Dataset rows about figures
** Start **

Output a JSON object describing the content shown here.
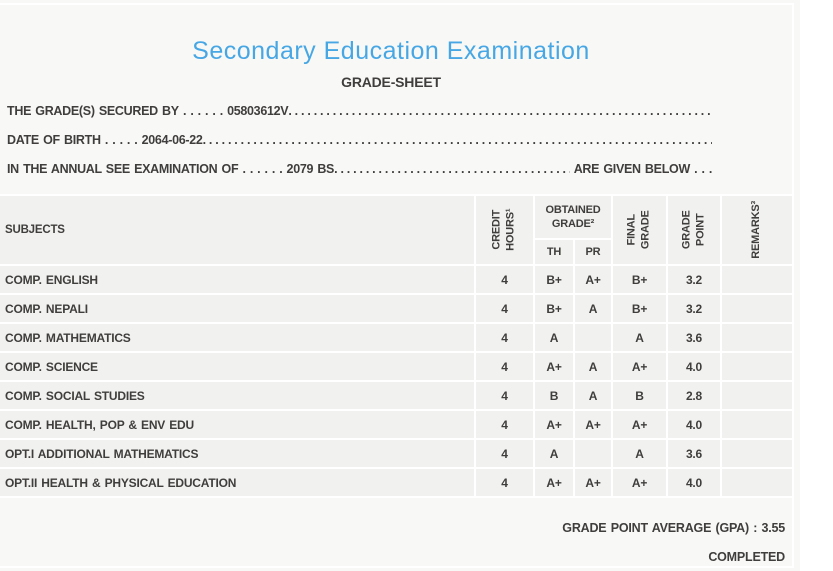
{
  "colors": {
    "title_blue": "#47a7e4",
    "text": "#403e3c",
    "page_bg": "#f8f8f7",
    "cell_bg": "#f1f1ef",
    "grid_line": "#ffffff"
  },
  "header": {
    "title": "Secondary Education Examination",
    "subtitle": "GRADE-SHEET"
  },
  "dots_fill": ". . . . . . . . . . . . . . . . . . . . . . . . . . . . . . . . . . . . . . . . . . . . . . . . . . . . . . . . . . . . . . . . . . . . . . . . . . . . . . . . . . . . . . . . . . . . . . . . . . . . . . . . ",
  "info_lines": [
    {
      "label": "THE GRADE(S) SECURED BY",
      "leader": " . . . . . . ",
      "value": "05803612V",
      "suffix": ""
    },
    {
      "label": "DATE OF BIRTH",
      "leader": " . . . . . ",
      "value": "2064-06-22",
      "suffix": ""
    },
    {
      "label": "IN THE ANNUAL SEE EXAMINATION OF",
      "leader": " . . . . . . ",
      "value": "2079 BS",
      "suffix": " ARE GIVEN BELOW . . ."
    }
  ],
  "table": {
    "headers": {
      "subjects": "SUBJECTS",
      "credit_hours": "CREDIT\nHOURS¹",
      "obtained_grade": "OBTAINED\nGRADE²",
      "th": "TH",
      "pr": "PR",
      "final_grade": "FINAL\nGRADE",
      "grade_point": "GRADE\nPOINT",
      "remarks": "REMARKS³"
    },
    "rows": [
      {
        "subject": "COMP. ENGLISH",
        "credit": "4",
        "th": "B+",
        "pr": "A+",
        "final": "B+",
        "gp": "3.2",
        "remarks": ""
      },
      {
        "subject": "COMP. NEPALI",
        "credit": "4",
        "th": "B+",
        "pr": "A",
        "final": "B+",
        "gp": "3.2",
        "remarks": ""
      },
      {
        "subject": "COMP. MATHEMATICS",
        "credit": "4",
        "th": "A",
        "pr": "",
        "final": "A",
        "gp": "3.6",
        "remarks": ""
      },
      {
        "subject": "COMP. SCIENCE",
        "credit": "4",
        "th": "A+",
        "pr": "A",
        "final": "A+",
        "gp": "4.0",
        "remarks": ""
      },
      {
        "subject": "COMP. SOCIAL STUDIES",
        "credit": "4",
        "th": "B",
        "pr": "A",
        "final": "B",
        "gp": "2.8",
        "remarks": ""
      },
      {
        "subject": "COMP. HEALTH, POP & ENV EDU",
        "credit": "4",
        "th": "A+",
        "pr": "A+",
        "final": "A+",
        "gp": "4.0",
        "remarks": ""
      },
      {
        "subject": "OPT.I ADDITIONAL MATHEMATICS",
        "credit": "4",
        "th": "A",
        "pr": "",
        "final": "A",
        "gp": "3.6",
        "remarks": ""
      },
      {
        "subject": "OPT.II HEALTH & PHYSICAL EDUCATION",
        "credit": "4",
        "th": "A+",
        "pr": "A+",
        "final": "A+",
        "gp": "4.0",
        "remarks": ""
      }
    ]
  },
  "footer": {
    "gpa": "GRADE POINT AVERAGE (GPA) : 3.55",
    "status": "COMPLETED"
  }
}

** End **

**Instructions for the task**
In your copy, repeat each record exactly and include no pictures.

**Answer below**
Output a JSON object describing the content shown here.
{
  "colors": {
    "title_blue": "#47a7e4",
    "text": "#403e3c",
    "page_bg": "#f8f8f7",
    "cell_bg": "#f1f1ef",
    "grid_line": "#ffffff"
  },
  "header": {
    "title": "Secondary Education Examination",
    "subtitle": "GRADE-SHEET"
  },
  "dots_fill": ". . . . . . . . . . . . . . . . . . . . . . . . . . . . . . . . . . . . . . . . . . . . . . . . . . . . . . . . . . . . . . . . . . . . . . . . . . . . . . . . . . . . . . . . . . . . . . . . . . . . . . . . ",
  "info_lines": [
    {
      "label": "THE GRADE(S) SECURED BY",
      "leader": " . . . . . . ",
      "value": "05803612V",
      "suffix": ""
    },
    {
      "label": "DATE OF BIRTH",
      "leader": " . . . . . ",
      "value": "2064-06-22",
      "suffix": ""
    },
    {
      "label": "IN THE ANNUAL SEE EXAMINATION OF",
      "leader": " . . . . . . ",
      "value": "2079 BS",
      "suffix": " ARE GIVEN BELOW . . ."
    }
  ],
  "table": {
    "headers": {
      "subjects": "SUBJECTS",
      "credit_hours": "CREDIT\nHOURS¹",
      "obtained_grade": "OBTAINED\nGRADE²",
      "th": "TH",
      "pr": "PR",
      "final_grade": "FINAL\nGRADE",
      "grade_point": "GRADE\nPOINT",
      "remarks": "REMARKS³"
    },
    "rows": [
      {
        "subject": "COMP. ENGLISH",
        "credit": "4",
        "th": "B+",
        "pr": "A+",
        "final": "B+",
        "gp": "3.2",
        "remarks": ""
      },
      {
        "subject": "COMP. NEPALI",
        "credit": "4",
        "th": "B+",
        "pr": "A",
        "final": "B+",
        "gp": "3.2",
        "remarks": ""
      },
      {
        "subject": "COMP. MATHEMATICS",
        "credit": "4",
        "th": "A",
        "pr": "",
        "final": "A",
        "gp": "3.6",
        "remarks": ""
      },
      {
        "subject": "COMP. SCIENCE",
        "credit": "4",
        "th": "A+",
        "pr": "A",
        "final": "A+",
        "gp": "4.0",
        "remarks": ""
      },
      {
        "subject": "COMP. SOCIAL STUDIES",
        "credit": "4",
        "th": "B",
        "pr": "A",
        "final": "B",
        "gp": "2.8",
        "remarks": ""
      },
      {
        "subject": "COMP. HEALTH, POP & ENV EDU",
        "credit": "4",
        "th": "A+",
        "pr": "A+",
        "final": "A+",
        "gp": "4.0",
        "remarks": ""
      },
      {
        "subject": "OPT.I ADDITIONAL MATHEMATICS",
        "credit": "4",
        "th": "A",
        "pr": "",
        "final": "A",
        "gp": "3.6",
        "remarks": ""
      },
      {
        "subject": "OPT.II HEALTH & PHYSICAL EDUCATION",
        "credit": "4",
        "th": "A+",
        "pr": "A+",
        "final": "A+",
        "gp": "4.0",
        "remarks": ""
      }
    ]
  },
  "footer": {
    "gpa": "GRADE POINT AVERAGE (GPA) : 3.55",
    "status": "COMPLETED"
  }
}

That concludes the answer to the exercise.